- Written problem
Give the count of lines that include the string "logger". Add nothing to it.

- Information shown
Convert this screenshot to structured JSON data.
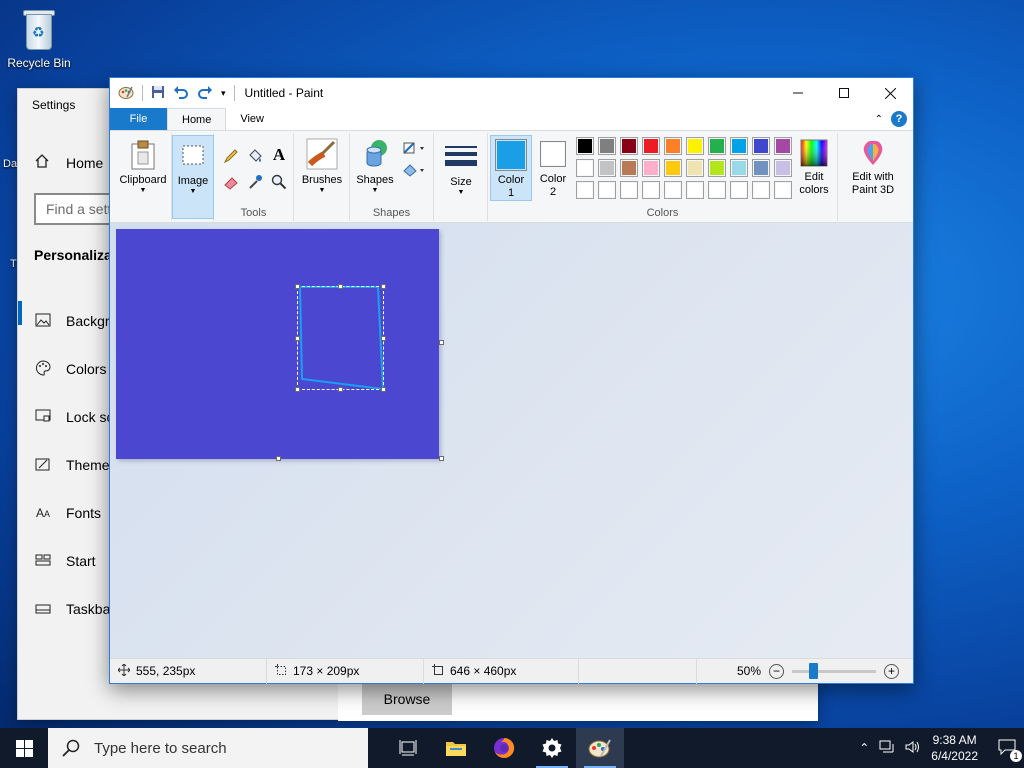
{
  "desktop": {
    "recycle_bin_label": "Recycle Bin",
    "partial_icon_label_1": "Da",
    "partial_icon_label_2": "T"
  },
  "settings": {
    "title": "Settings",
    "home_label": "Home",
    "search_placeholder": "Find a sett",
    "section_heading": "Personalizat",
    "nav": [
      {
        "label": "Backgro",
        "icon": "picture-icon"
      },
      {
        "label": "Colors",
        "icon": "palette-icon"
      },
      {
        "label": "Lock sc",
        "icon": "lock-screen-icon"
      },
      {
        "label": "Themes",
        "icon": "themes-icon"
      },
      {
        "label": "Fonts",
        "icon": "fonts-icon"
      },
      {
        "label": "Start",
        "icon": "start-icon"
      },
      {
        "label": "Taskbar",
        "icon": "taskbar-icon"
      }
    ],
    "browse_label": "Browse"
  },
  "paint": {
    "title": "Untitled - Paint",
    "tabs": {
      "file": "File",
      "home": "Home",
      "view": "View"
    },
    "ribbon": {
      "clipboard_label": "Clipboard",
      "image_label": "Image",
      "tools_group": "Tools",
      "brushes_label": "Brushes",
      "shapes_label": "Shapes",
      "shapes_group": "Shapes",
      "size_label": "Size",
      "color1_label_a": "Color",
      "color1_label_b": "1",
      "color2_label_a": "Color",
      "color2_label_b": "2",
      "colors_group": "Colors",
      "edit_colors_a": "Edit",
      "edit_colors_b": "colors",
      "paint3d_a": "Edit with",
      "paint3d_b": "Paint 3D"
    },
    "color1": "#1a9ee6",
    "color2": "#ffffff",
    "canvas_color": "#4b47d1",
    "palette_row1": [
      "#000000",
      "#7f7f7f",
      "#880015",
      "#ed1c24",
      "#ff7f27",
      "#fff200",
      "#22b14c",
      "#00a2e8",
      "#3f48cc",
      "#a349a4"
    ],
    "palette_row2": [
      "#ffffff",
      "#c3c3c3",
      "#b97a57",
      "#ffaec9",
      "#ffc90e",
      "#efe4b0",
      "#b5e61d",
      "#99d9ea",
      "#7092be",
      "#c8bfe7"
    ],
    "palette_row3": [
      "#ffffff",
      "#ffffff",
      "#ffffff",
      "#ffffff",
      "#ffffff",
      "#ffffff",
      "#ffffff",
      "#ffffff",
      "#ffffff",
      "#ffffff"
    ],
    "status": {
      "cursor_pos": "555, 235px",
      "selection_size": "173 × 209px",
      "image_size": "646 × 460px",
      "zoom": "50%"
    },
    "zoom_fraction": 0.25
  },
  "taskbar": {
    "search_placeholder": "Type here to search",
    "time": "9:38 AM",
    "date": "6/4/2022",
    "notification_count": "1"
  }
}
==
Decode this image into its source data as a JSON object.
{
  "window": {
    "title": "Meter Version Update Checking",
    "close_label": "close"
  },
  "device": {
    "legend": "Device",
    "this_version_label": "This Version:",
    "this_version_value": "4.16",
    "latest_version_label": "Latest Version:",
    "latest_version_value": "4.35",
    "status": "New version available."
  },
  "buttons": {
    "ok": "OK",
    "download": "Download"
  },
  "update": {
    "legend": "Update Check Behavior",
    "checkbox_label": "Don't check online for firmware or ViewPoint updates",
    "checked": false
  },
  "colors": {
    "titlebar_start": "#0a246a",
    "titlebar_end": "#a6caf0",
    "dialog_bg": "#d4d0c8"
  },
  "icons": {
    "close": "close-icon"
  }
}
--
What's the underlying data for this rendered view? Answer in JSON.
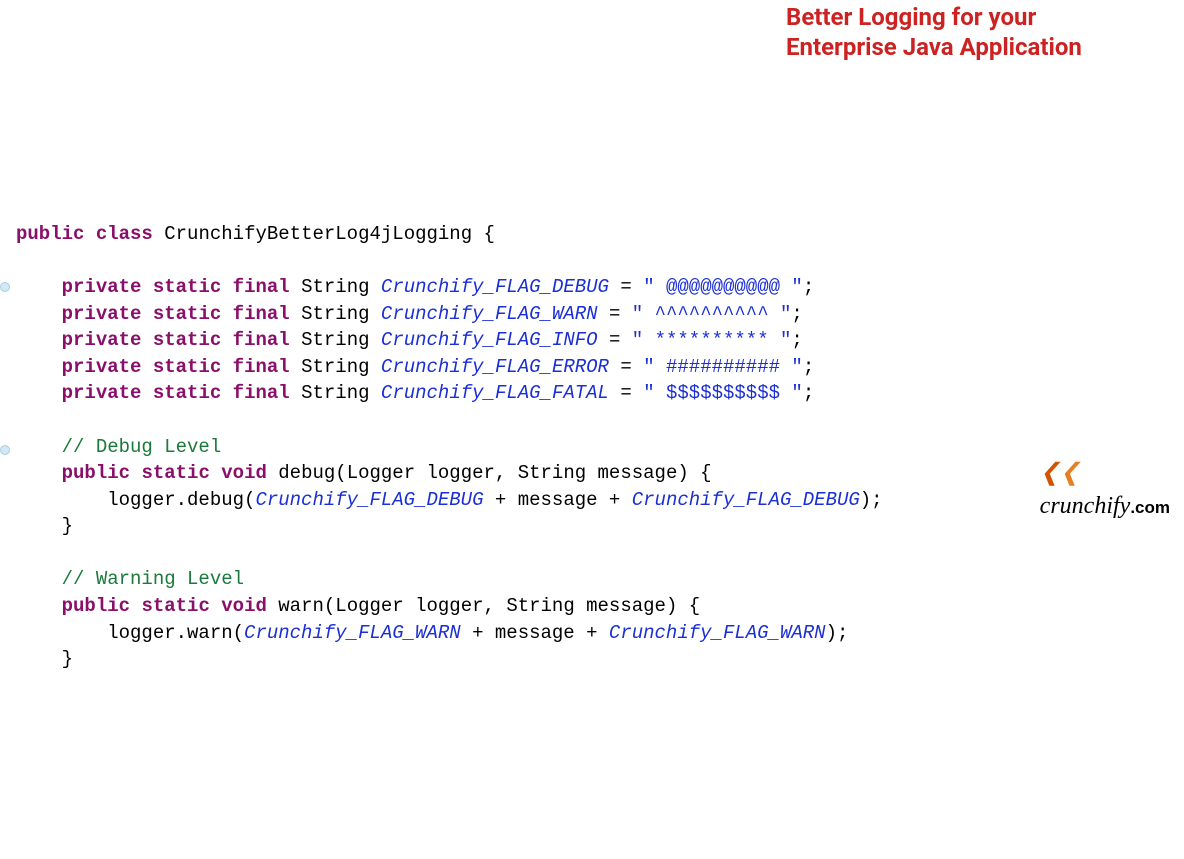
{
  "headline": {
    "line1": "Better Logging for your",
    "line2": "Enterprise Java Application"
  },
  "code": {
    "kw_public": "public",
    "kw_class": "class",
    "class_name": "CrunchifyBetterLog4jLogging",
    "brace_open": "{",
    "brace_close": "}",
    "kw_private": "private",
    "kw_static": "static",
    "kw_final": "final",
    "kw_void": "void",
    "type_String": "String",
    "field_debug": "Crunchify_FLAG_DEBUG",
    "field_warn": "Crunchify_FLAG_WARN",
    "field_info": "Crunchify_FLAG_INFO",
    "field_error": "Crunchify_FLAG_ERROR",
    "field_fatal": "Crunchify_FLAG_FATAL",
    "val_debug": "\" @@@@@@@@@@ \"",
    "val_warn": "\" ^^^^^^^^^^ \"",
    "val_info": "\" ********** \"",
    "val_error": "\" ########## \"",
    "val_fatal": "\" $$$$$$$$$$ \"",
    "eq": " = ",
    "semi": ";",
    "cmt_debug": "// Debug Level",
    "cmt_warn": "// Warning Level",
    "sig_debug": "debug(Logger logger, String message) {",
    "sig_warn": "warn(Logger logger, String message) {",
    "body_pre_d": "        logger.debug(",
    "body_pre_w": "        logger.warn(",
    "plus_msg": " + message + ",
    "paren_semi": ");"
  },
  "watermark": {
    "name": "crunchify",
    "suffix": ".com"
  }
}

- Result of the task
4